## [Exercise objective]
Exact reproduction of the data is required, with images excluded.

## [Information shown]
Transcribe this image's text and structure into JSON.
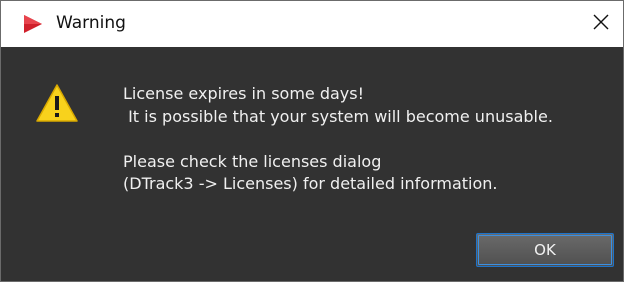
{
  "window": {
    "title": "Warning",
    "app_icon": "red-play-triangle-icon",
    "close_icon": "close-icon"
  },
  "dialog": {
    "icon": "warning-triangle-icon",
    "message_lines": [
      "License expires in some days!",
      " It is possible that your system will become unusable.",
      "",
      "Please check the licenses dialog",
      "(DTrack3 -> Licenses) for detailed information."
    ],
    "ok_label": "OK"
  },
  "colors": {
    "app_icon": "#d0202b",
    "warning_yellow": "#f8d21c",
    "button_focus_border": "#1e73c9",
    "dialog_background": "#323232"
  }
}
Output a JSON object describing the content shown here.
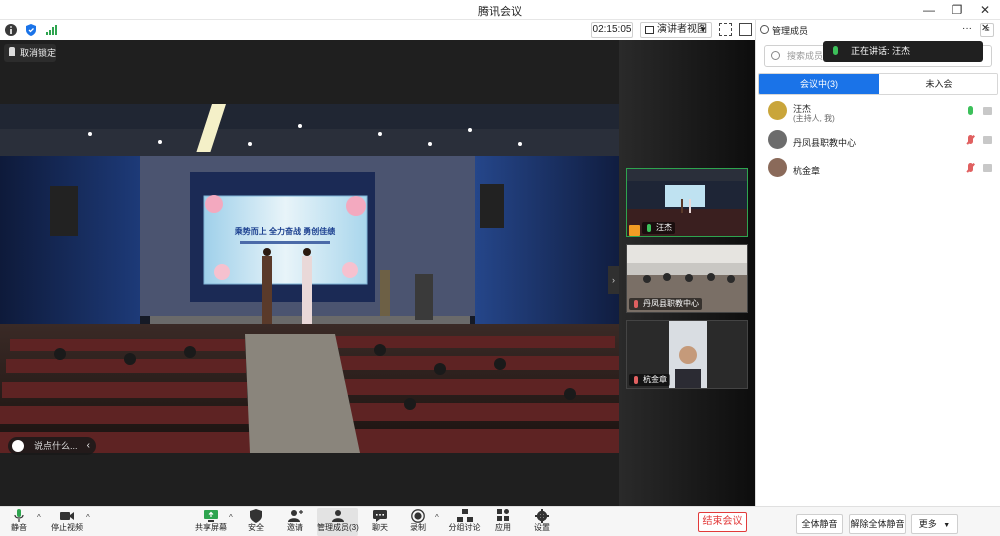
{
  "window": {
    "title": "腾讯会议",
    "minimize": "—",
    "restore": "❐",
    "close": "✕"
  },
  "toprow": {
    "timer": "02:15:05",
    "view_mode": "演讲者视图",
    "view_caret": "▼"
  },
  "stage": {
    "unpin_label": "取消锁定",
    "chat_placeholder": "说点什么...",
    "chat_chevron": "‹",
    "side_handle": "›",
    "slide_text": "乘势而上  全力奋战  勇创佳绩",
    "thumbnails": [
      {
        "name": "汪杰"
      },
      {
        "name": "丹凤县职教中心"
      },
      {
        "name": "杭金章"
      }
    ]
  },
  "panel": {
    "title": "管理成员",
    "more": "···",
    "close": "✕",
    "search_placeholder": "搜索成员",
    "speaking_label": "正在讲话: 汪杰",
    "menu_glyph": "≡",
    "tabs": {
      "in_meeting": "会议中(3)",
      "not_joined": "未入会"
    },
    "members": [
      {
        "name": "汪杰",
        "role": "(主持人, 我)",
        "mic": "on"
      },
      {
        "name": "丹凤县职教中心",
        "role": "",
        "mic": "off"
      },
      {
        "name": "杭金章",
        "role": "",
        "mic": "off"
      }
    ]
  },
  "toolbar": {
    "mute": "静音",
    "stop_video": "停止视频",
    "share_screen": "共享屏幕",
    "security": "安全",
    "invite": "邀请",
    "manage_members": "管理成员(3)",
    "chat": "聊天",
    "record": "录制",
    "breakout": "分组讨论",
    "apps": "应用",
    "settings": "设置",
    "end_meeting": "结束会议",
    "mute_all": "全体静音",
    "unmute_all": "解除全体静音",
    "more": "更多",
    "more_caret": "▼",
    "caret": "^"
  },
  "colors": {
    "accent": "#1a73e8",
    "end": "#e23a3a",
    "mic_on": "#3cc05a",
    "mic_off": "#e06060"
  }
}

## [Reply]
Transcribe this image's text and structure into JSON.
{
  "window": {
    "title": "Warning",
    "app_icon": "red-play-triangle-icon",
    "close_icon": "close-icon"
  },
  "dialog": {
    "icon": "warning-triangle-icon",
    "message_lines": [
      "License expires in some days!",
      " It is possible that your system will become unusable.",
      "",
      "Please check the licenses dialog",
      "(DTrack3 -> Licenses) for detailed information."
    ],
    "ok_label": "OK"
  },
  "colors": {
    "app_icon": "#d0202b",
    "warning_yellow": "#f8d21c",
    "button_focus_border": "#1e73c9",
    "dialog_background": "#323232"
  }
}
Output a JSON object describing the content shown here.
{
  "window": {
    "title": "腾讯会议",
    "minimize": "—",
    "restore": "❐",
    "close": "✕"
  },
  "toprow": {
    "timer": "02:15:05",
    "view_mode": "演讲者视图",
    "view_caret": "▼"
  },
  "stage": {
    "unpin_label": "取消锁定",
    "chat_placeholder": "说点什么...",
    "chat_chevron": "‹",
    "side_handle": "›",
    "slide_text": "乘势而上  全力奋战  勇创佳绩",
    "thumbnails": [
      {
        "name": "汪杰"
      },
      {
        "name": "丹凤县职教中心"
      },
      {
        "name": "杭金章"
      }
    ]
  },
  "panel": {
    "title": "管理成员",
    "more": "···",
    "close": "✕",
    "search_placeholder": "搜索成员",
    "speaking_label": "正在讲话: 汪杰",
    "menu_glyph": "≡",
    "tabs": {
      "in_meeting": "会议中(3)",
      "not_joined": "未入会"
    },
    "members": [
      {
        "name": "汪杰",
        "role": "(主持人, 我)",
        "mic": "on"
      },
      {
        "name": "丹凤县职教中心",
        "role": "",
        "mic": "off"
      },
      {
        "name": "杭金章",
        "role": "",
        "mic": "off"
      }
    ]
  },
  "toolbar": {
    "mute": "静音",
    "stop_video": "停止视频",
    "share_screen": "共享屏幕",
    "security": "安全",
    "invite": "邀请",
    "manage_members": "管理成员(3)",
    "chat": "聊天",
    "record": "录制",
    "breakout": "分组讨论",
    "apps": "应用",
    "settings": "设置",
    "end_meeting": "结束会议",
    "mute_all": "全体静音",
    "unmute_all": "解除全体静音",
    "more": "更多",
    "more_caret": "▼",
    "caret": "^"
  },
  "colors": {
    "accent": "#1a73e8",
    "end": "#e23a3a",
    "mic_on": "#3cc05a",
    "mic_off": "#e06060"
  }
}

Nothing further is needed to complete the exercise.